# TASK TO CARRY OUT:
Copy out each line of the data that holds the word "content".

····················

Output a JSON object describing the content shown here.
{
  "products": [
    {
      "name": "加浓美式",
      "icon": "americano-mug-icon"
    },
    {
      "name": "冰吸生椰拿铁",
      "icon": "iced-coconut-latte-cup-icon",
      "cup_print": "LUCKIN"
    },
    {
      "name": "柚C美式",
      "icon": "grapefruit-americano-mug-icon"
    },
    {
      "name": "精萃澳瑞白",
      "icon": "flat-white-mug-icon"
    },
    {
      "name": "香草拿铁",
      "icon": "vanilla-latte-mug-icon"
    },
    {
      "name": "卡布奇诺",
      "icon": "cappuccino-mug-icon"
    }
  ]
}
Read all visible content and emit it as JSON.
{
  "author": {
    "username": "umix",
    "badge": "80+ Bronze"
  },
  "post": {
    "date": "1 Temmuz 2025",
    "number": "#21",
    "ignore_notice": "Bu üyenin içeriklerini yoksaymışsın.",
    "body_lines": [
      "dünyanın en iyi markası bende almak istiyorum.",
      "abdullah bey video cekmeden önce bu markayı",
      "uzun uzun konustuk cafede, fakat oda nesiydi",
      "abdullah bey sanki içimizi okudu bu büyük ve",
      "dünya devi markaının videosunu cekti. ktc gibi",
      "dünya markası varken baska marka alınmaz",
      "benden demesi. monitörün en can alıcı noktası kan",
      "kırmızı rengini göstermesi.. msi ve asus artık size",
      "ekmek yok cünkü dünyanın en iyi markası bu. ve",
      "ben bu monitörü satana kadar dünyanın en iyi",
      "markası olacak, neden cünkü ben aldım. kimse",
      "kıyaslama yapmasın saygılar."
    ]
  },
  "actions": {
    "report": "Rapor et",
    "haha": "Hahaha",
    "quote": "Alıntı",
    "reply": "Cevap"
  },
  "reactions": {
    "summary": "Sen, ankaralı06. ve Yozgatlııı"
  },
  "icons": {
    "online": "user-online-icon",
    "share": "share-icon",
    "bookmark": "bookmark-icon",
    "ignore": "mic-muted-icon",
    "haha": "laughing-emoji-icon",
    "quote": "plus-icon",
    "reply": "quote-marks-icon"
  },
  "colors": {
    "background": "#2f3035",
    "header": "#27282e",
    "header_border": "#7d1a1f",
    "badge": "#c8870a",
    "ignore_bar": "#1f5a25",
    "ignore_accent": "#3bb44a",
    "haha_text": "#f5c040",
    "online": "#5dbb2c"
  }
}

····················

# THE COMPLETED TASK:
Output a JSON object describing the content shown here.
Read all visible content and emit it as JSON.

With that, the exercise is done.